**EXCERPTED RECORDS**

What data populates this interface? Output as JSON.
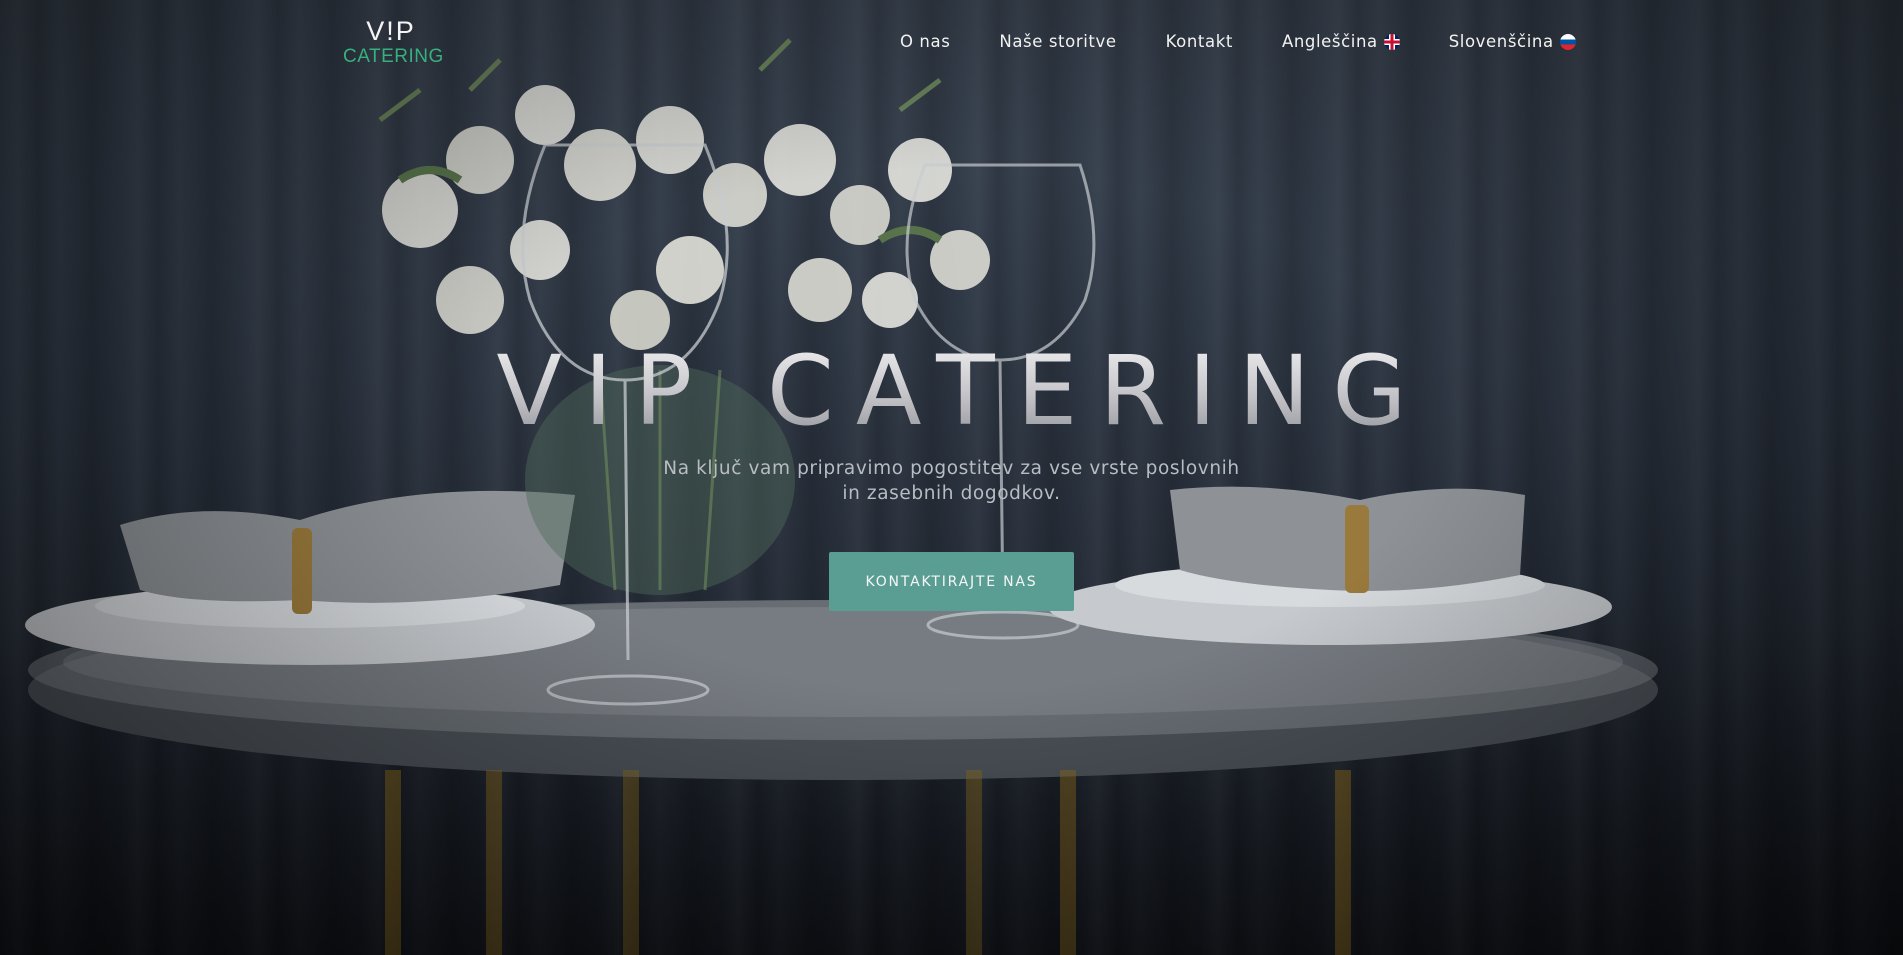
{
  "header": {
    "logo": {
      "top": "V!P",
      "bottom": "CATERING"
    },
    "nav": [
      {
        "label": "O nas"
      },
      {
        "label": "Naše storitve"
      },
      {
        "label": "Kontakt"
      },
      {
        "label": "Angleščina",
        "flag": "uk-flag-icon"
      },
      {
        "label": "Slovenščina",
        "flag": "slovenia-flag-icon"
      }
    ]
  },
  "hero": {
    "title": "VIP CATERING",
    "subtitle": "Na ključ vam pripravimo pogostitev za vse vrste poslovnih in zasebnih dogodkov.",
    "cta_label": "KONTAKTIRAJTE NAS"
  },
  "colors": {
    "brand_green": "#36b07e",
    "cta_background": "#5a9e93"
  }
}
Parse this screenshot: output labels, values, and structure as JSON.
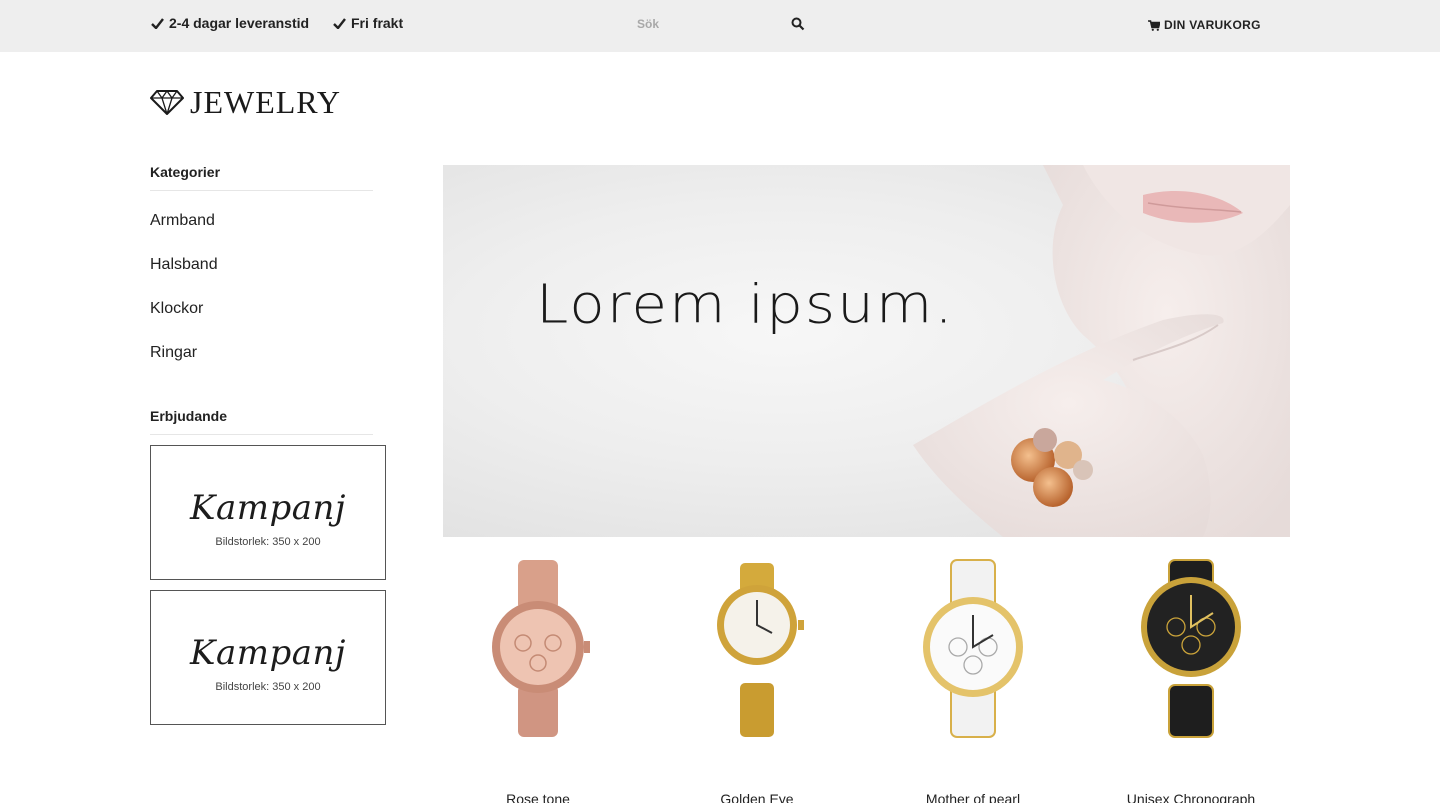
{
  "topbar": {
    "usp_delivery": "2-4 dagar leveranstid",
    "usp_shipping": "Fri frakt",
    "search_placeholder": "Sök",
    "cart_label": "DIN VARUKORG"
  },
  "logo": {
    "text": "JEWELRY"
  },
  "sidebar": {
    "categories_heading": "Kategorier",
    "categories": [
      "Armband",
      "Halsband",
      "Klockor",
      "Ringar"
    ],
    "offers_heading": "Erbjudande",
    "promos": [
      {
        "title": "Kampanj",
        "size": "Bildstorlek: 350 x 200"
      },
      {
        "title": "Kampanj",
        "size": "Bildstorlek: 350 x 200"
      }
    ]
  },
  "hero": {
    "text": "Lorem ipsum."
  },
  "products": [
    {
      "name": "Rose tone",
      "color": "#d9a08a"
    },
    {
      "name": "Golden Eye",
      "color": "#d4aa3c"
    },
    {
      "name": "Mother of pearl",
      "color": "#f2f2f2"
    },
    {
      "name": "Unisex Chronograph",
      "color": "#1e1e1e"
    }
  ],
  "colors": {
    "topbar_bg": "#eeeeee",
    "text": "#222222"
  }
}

**WRITTEN REQUEST**
Each line of the data is to be duplicated exactly; pictures stay out of the copy.

**WRITTEN ANSWER**
What data populates this interface? Output as JSON.
{
  "header": {
    "logo": {
      "top": "V!P",
      "bottom": "CATERING"
    },
    "nav": [
      {
        "label": "O nas"
      },
      {
        "label": "Naše storitve"
      },
      {
        "label": "Kontakt"
      },
      {
        "label": "Angleščina",
        "flag": "uk-flag-icon"
      },
      {
        "label": "Slovenščina",
        "flag": "slovenia-flag-icon"
      }
    ]
  },
  "hero": {
    "title": "VIP CATERING",
    "subtitle": "Na ključ vam pripravimo pogostitev za vse vrste poslovnih in zasebnih dogodkov.",
    "cta_label": "KONTAKTIRAJTE NAS"
  },
  "colors": {
    "brand_green": "#36b07e",
    "cta_background": "#5a9e93"
  }
}
Parse this screenshot: output labels, values, and structure as JSON.
{
  "topbar": {
    "usp_delivery": "2-4 dagar leveranstid",
    "usp_shipping": "Fri frakt",
    "search_placeholder": "Sök",
    "cart_label": "DIN VARUKORG"
  },
  "logo": {
    "text": "JEWELRY"
  },
  "sidebar": {
    "categories_heading": "Kategorier",
    "categories": [
      "Armband",
      "Halsband",
      "Klockor",
      "Ringar"
    ],
    "offers_heading": "Erbjudande",
    "promos": [
      {
        "title": "Kampanj",
        "size": "Bildstorlek: 350 x 200"
      },
      {
        "title": "Kampanj",
        "size": "Bildstorlek: 350 x 200"
      }
    ]
  },
  "hero": {
    "text": "Lorem ipsum."
  },
  "products": [
    {
      "name": "Rose tone",
      "color": "#d9a08a"
    },
    {
      "name": "Golden Eye",
      "color": "#d4aa3c"
    },
    {
      "name": "Mother of pearl",
      "color": "#f2f2f2"
    },
    {
      "name": "Unisex Chronograph",
      "color": "#1e1e1e"
    }
  ],
  "colors": {
    "topbar_bg": "#eeeeee",
    "text": "#222222"
  }
}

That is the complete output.